▸ **PROVIDED PASSAGE**
--- BEGIN ---
However, single emotion experience is not the only route to high emotion differentiation. At the conceptual level, people can demonstrate that they have a specific understanding of emotions (even if they are coexperienced) by demonstrating that different situations make them feel each emotion to different degrees. In other words, high emotion differentiation involves demonstrating that one understands how each emotion type is unique and thus does not consistently covary with other emotion types (Fig. 2a). For example, an individual can have a specific understanding of how anger and sadness differ from each other, even if these emotions sometimes co-occur. However, if these emotions always co-occur, then the individual appears to not differentiate these emotions. This is captured statistically using the ICC, which quantifies not how much emotion ratings co-occur but instead how they covary.
--- END ---
[Layout region records]
--- BEGIN ---
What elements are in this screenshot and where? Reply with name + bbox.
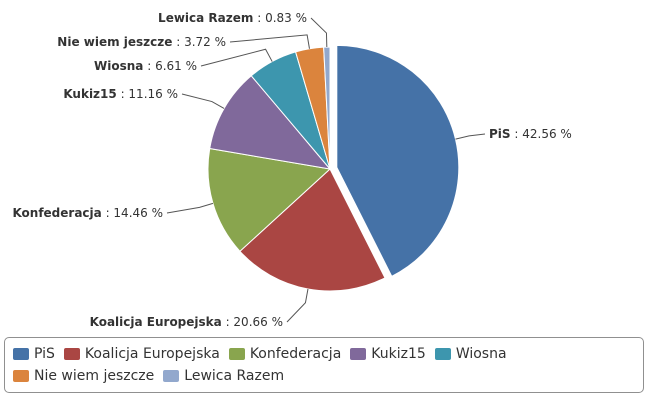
legend-item[interactable]: Lewica Razem — [163, 365, 284, 387]
legend-swatch — [434, 348, 451, 360]
data-label: Lewica Razem : 0.83 % — [158, 11, 307, 25]
legend-item[interactable]: PiS — [13, 343, 55, 365]
label-connector — [455, 133, 486, 140]
legend-swatch — [13, 348, 29, 360]
data-label: Kukiz15 : 11.16 % — [63, 87, 178, 101]
legend-label: Wiosna — [455, 346, 507, 362]
legend-swatch — [228, 348, 245, 360]
legend-item[interactable]: Wiosna — [434, 343, 507, 365]
label-connector — [181, 93, 225, 109]
pie-chart-plot: PiS : 42.56 % Koalicja Europejska : 20.66… — [12, 11, 572, 329]
legend-swatch — [13, 370, 29, 382]
legend-label: Koalicja Europejska — [84, 346, 220, 362]
label-connector — [166, 202, 214, 214]
legend-label: PiS — [34, 346, 55, 362]
data-label: Wiosna : 6.61 % — [94, 59, 197, 73]
data-label: PiS : 42.56 % — [489, 127, 572, 141]
pie-slice-kukiz15[interactable] — [209, 75, 332, 170]
chart-legend: PiS Koalicja Europejska Konfederacja Kukiz1… — [4, 337, 644, 393]
legend-swatch — [350, 348, 367, 360]
pie-slice-koalicja-europejska[interactable] — [239, 168, 386, 292]
pie-slice-konfederacja[interactable] — [207, 147, 332, 252]
label-connector — [229, 34, 310, 49]
legend-item[interactable]: Nie wiem jeszcze — [13, 365, 154, 387]
legend-item[interactable]: Konfederacja — [228, 343, 342, 365]
legend-label: Nie wiem jeszcze — [34, 368, 155, 384]
legend-swatch — [63, 348, 80, 360]
label-connector — [286, 288, 309, 323]
legend-label: Lewica Razem — [184, 368, 285, 384]
data-label: Nie wiem jeszcze : 3.72 % — [57, 35, 226, 49]
legend-label: Konfederacja — [249, 346, 342, 362]
data-label: Konfederacja : 14.46 % — [12, 206, 163, 220]
legend-item[interactable]: Koalicja Europejska — [63, 343, 220, 365]
pie-slice-lewica-razem[interactable] — [323, 46, 331, 170]
label-connector — [200, 48, 273, 67]
data-label: Koalicja Europejska : 20.66 % — [90, 315, 283, 329]
legend-label: Kukiz15 — [371, 346, 426, 362]
label-connector — [310, 17, 328, 48]
legend-item[interactable]: Kukiz15 — [350, 343, 426, 365]
legend-swatch — [163, 370, 180, 382]
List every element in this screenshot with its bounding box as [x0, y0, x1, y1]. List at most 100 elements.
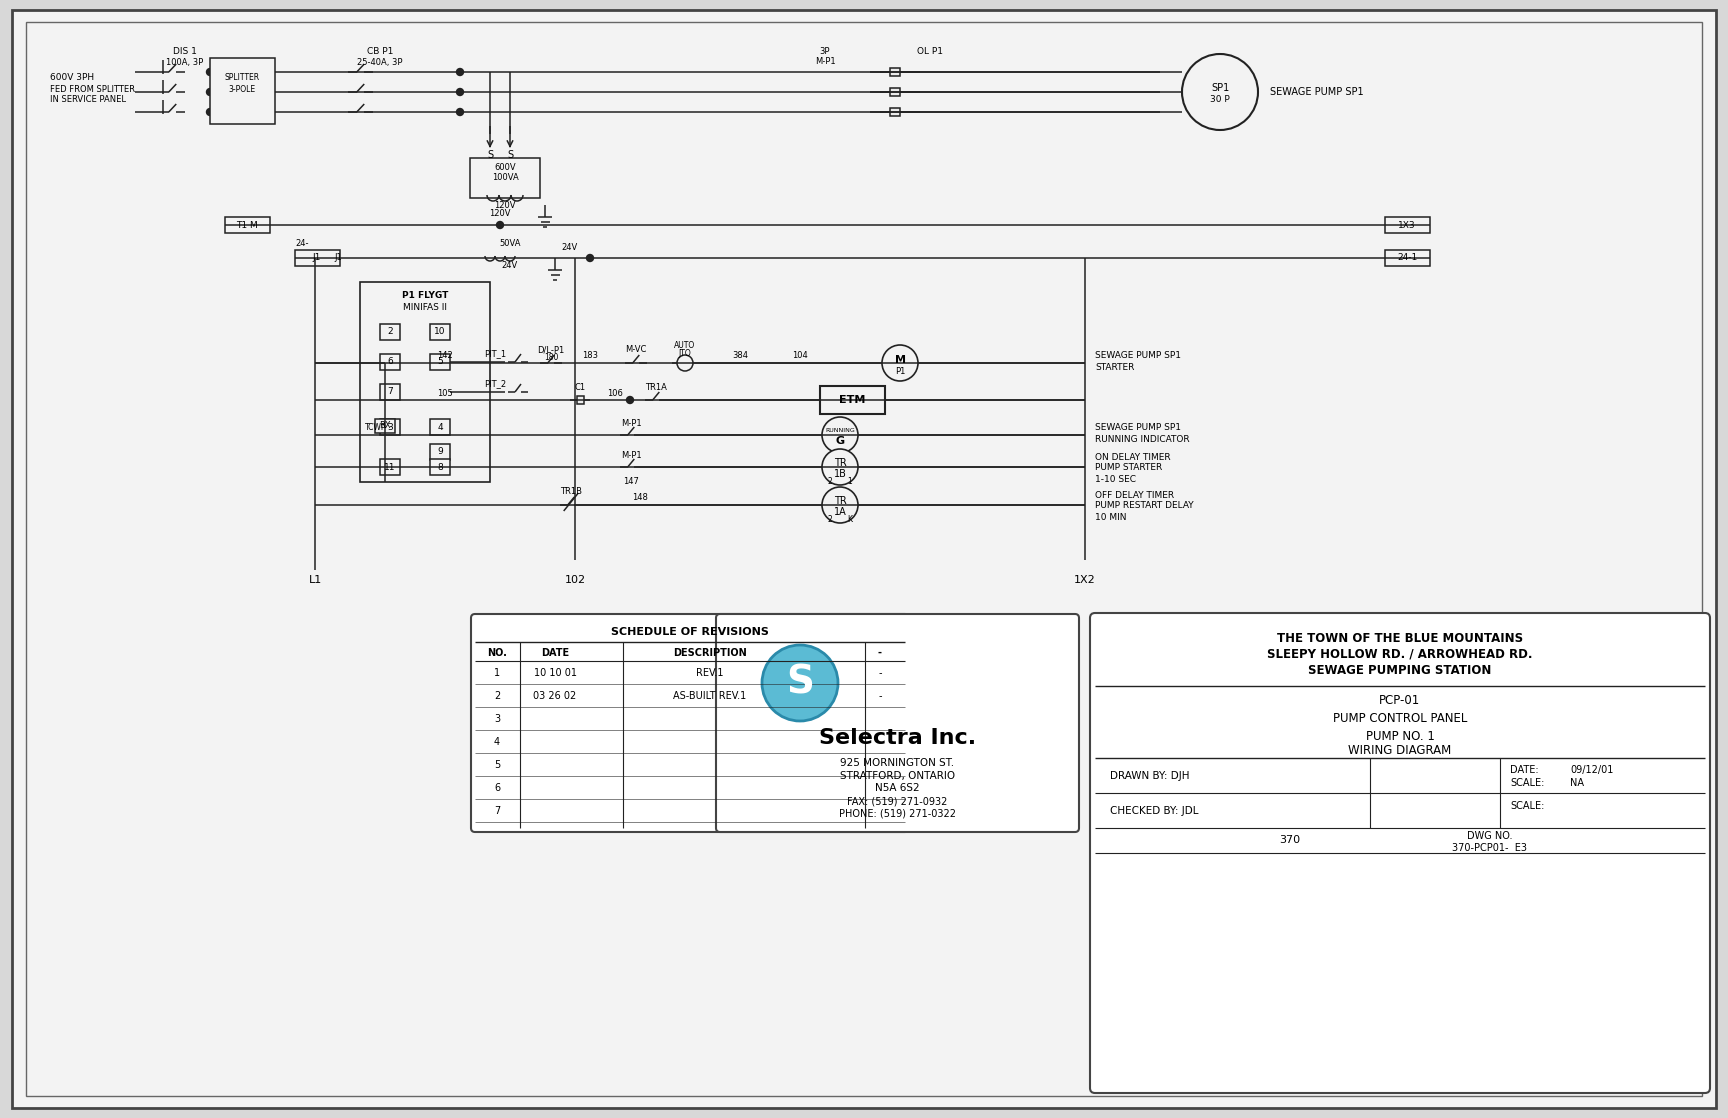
- Text: 600V: 600V: [494, 163, 517, 172]
- Text: SPLITTER: SPLITTER: [225, 74, 259, 83]
- Text: 6: 6: [387, 358, 392, 367]
- Text: 7: 7: [387, 388, 392, 397]
- Text: K: K: [847, 514, 852, 523]
- Text: PUMP CONTROL PANEL: PUMP CONTROL PANEL: [1332, 711, 1467, 724]
- Text: 1: 1: [494, 667, 499, 678]
- Text: 1-10 SEC: 1-10 SEC: [1096, 474, 1135, 483]
- Text: PIT_1: PIT_1: [484, 350, 506, 359]
- Bar: [890, 68, 900, 76]
- Text: 11: 11: [384, 463, 396, 472]
- Text: SCALE:: SCALE:: [1510, 800, 1545, 811]
- Bar: [211, 58, 275, 124]
- Text: M-VC: M-VC: [626, 345, 646, 354]
- Text: PHONE: (519) 271-0322: PHONE: (519) 271-0322: [840, 809, 956, 819]
- Circle shape: [456, 88, 463, 95]
- Circle shape: [881, 345, 918, 381]
- Bar: [430, 459, 449, 475]
- Text: DESCRIPTION: DESCRIPTION: [674, 648, 746, 659]
- Text: TR: TR: [833, 496, 847, 506]
- Text: 925 MORNINGTON ST.: 925 MORNINGTON ST.: [840, 758, 954, 768]
- Bar: [430, 444, 449, 459]
- Bar: [577, 396, 584, 404]
- Text: TR1A: TR1A: [645, 382, 667, 391]
- Text: DWG NO.: DWG NO.: [1467, 831, 1512, 841]
- Text: 105: 105: [437, 388, 453, 398]
- Text: DATE:: DATE:: [1510, 765, 1538, 775]
- Text: 6: 6: [494, 783, 499, 793]
- Circle shape: [1182, 54, 1258, 130]
- Text: NA: NA: [1571, 778, 1585, 788]
- Text: 1X3: 1X3: [1398, 220, 1415, 229]
- Text: STARTER: STARTER: [1096, 363, 1134, 372]
- Text: S: S: [487, 150, 492, 160]
- Text: THE TOWN OF THE BLUE MOUNTAINS: THE TOWN OF THE BLUE MOUNTAINS: [1277, 632, 1522, 644]
- Text: 384: 384: [733, 351, 748, 360]
- Text: 10 10 01: 10 10 01: [534, 667, 577, 678]
- Text: PUMP STARTER: PUMP STARTER: [1096, 464, 1163, 473]
- Text: SEWAGE PUMP SP1: SEWAGE PUMP SP1: [1096, 351, 1180, 360]
- Bar: [380, 419, 399, 435]
- Circle shape: [627, 397, 634, 404]
- Text: DATE: DATE: [541, 648, 569, 659]
- Text: -: -: [878, 667, 881, 678]
- Text: FAX: (519) 271-0932: FAX: (519) 271-0932: [847, 796, 947, 806]
- Text: PUMP RESTART DELAY: PUMP RESTART DELAY: [1096, 502, 1194, 511]
- Text: ETM: ETM: [838, 395, 866, 405]
- Text: 25-40A, 3P: 25-40A, 3P: [358, 57, 403, 66]
- Bar: [430, 354, 449, 370]
- Text: M-P1: M-P1: [814, 57, 835, 66]
- Text: 1X2: 1X2: [1075, 575, 1096, 585]
- Text: DIS 1: DIS 1: [173, 47, 197, 57]
- Text: 1A: 1A: [833, 506, 847, 517]
- Text: 142: 142: [437, 351, 453, 360]
- Text: CB P1: CB P1: [366, 47, 394, 57]
- Text: 09/12/01: 09/12/01: [1571, 765, 1614, 775]
- Text: J1: J1: [313, 254, 321, 263]
- Text: S: S: [506, 150, 513, 160]
- Bar: [380, 383, 399, 400]
- Text: SCALE:: SCALE:: [1510, 778, 1545, 788]
- Text: 370-PCP01-  E3: 370-PCP01- E3: [1453, 843, 1528, 853]
- Text: 7: 7: [494, 806, 499, 816]
- FancyBboxPatch shape: [1090, 613, 1711, 1093]
- Text: 180: 180: [544, 353, 558, 362]
- Text: TR: TR: [833, 458, 847, 468]
- Text: 1B: 1B: [833, 468, 847, 479]
- Text: STRATFORD, ONTARIO: STRATFORD, ONTARIO: [840, 771, 956, 781]
- Text: 5: 5: [494, 760, 499, 770]
- Bar: [295, 250, 340, 266]
- Text: SEWAGE PUMPING STATION: SEWAGE PUMPING STATION: [1308, 663, 1491, 676]
- Text: 24-: 24-: [295, 239, 309, 248]
- Circle shape: [762, 645, 838, 721]
- Circle shape: [207, 88, 214, 95]
- Text: 2: 2: [828, 476, 833, 485]
- Text: 3-POLE: 3-POLE: [228, 85, 256, 94]
- Text: 183: 183: [582, 351, 598, 360]
- Bar: [430, 419, 449, 435]
- Bar: [430, 324, 449, 340]
- Text: 1: 1: [848, 476, 852, 485]
- Bar: [890, 88, 900, 96]
- Text: 10: 10: [434, 328, 446, 337]
- Text: -: -: [878, 691, 881, 701]
- Text: OL P1: OL P1: [918, 47, 943, 57]
- Text: NO.: NO.: [487, 648, 506, 659]
- Text: L1: L1: [308, 575, 321, 585]
- Text: SCHEDULE OF REVISIONS: SCHEDULE OF REVISIONS: [612, 627, 769, 637]
- Text: RX: RX: [378, 421, 391, 430]
- Text: WIRING DIAGRAM: WIRING DIAGRAM: [1348, 745, 1452, 758]
- Text: 104: 104: [791, 351, 809, 360]
- Text: 2: 2: [494, 691, 499, 701]
- Text: M-P1: M-P1: [620, 418, 641, 427]
- Bar: [375, 419, 396, 433]
- Text: MINIFAS II: MINIFAS II: [403, 303, 448, 313]
- Text: DRAWN BY: DJH: DRAWN BY: DJH: [1109, 771, 1189, 781]
- Text: SP1: SP1: [1211, 83, 1229, 93]
- Text: CHECKED BY: JDL: CHECKED BY: JDL: [1109, 806, 1199, 816]
- Bar: [359, 282, 491, 482]
- Text: M: M: [895, 356, 905, 364]
- Text: Selectra Inc.: Selectra Inc.: [819, 728, 976, 748]
- Text: M-P1: M-P1: [620, 451, 641, 459]
- Text: 100VA: 100VA: [492, 173, 518, 182]
- Bar: [470, 158, 539, 198]
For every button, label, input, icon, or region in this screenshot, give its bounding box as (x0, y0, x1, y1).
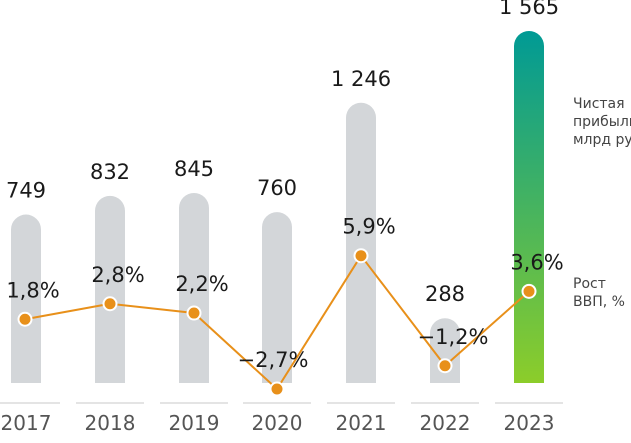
gdp-point-2020 (269, 381, 285, 397)
bar-value-label-2017: 749 (6, 179, 46, 203)
bar-2021 (346, 102, 376, 384)
bar-value-label-2018: 832 (90, 160, 130, 184)
bar-2018 (95, 195, 126, 383)
x-tick-label-2021: 2021 (336, 411, 387, 435)
bar-value-label-2019: 845 (174, 157, 214, 181)
gdp-value-label-2017: 1,8% (6, 278, 59, 302)
gdp-point-2019 (186, 305, 202, 321)
gdp-value-label-2023: 3,6% (510, 250, 563, 274)
x-tick-label-2017: 2017 (1, 411, 52, 435)
legend-label-gdp: Рост ВВП, % (573, 276, 625, 310)
bar-value-label-2020: 760 (257, 176, 297, 200)
bar-2019 (179, 192, 209, 383)
legend-profit-line-1: Чистая (573, 96, 625, 112)
bar-2020 (262, 212, 292, 383)
bar-value-label-2023: 1 565 (499, 0, 559, 19)
gdp-value-label-2019: 2,2% (175, 272, 228, 296)
x-tick-label-2018: 2018 (85, 411, 136, 435)
x-tick-label-2023: 2023 (504, 411, 555, 435)
x-tick-label-2020: 2020 (252, 411, 303, 435)
x-tick-label-2019: 2019 (169, 411, 220, 435)
bar-2022 (430, 318, 460, 383)
gdp-point-2017 (17, 311, 33, 327)
legend-gdp-line-2: ВВП, % (573, 294, 625, 310)
legend-gdp-line-1: Рост (573, 276, 606, 292)
gdp-point-2021 (353, 248, 369, 264)
legend-profit-line-2: прибыль, (573, 114, 631, 130)
gdp-point-2023 (521, 283, 537, 299)
gdp-value-label-2020: −2,7% (238, 348, 309, 372)
bar-value-label-2022: 288 (425, 282, 465, 306)
legend-profit-line-3: млрд руб. (573, 132, 631, 148)
gdp-point-2022 (437, 358, 453, 374)
bar-2023 (514, 31, 544, 384)
gdp-point-2018 (102, 296, 118, 312)
gdp-value-label-2018: 2,8% (91, 263, 144, 287)
gdp-value-label-2022: −1,2% (418, 325, 489, 349)
x-tick-label-2022: 2022 (420, 411, 471, 435)
gdp-value-label-2021: 5,9% (342, 215, 395, 239)
legend-label-profit: Чистая прибыль, млрд руб. (573, 96, 631, 148)
bar-value-label-2021: 1 246 (331, 67, 391, 91)
bar-2017 (11, 214, 41, 383)
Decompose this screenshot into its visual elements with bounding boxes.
--- END ---
▸ **REQUIREMENTS**
A) Answer these questions using the passage on emotion differentiation:
(i) Which two emotions does the passage use as its example?
(ii) What does it mean if those two emotions always co-occur?
(iii) What does the ICC quantify?
B) Condense the paragraph beginning "However, single emotion experience is not the only route" from the passage on emotion differentiation into a bulleted list that keeps its main facts.

▸ **SOLUTIONS TO THE EXERCISE**
A)
(i) Anger and sadness.
(ii) The individual appears to not differentiate these emotions.
(iii) It quantifies how emotion ratings covary, not how much they co-occur.

B)
- Single emotion experience is not the only route to high emotion differentiation.
- People can show a specific understanding of emotions, even coexperienced ones, when different situations make them feel each emotion to different degrees.
- High emotion differentiation means understanding that each emotion type is unique and does not consistently covary with other types.
- Someone can understand how anger and sadness differ even if they sometimes co-occur. If they always co-occur, the person appears not to differentiate them.
- The ICC captures this statistically by quantifying how emotion ratings covary, not how much they co-occur.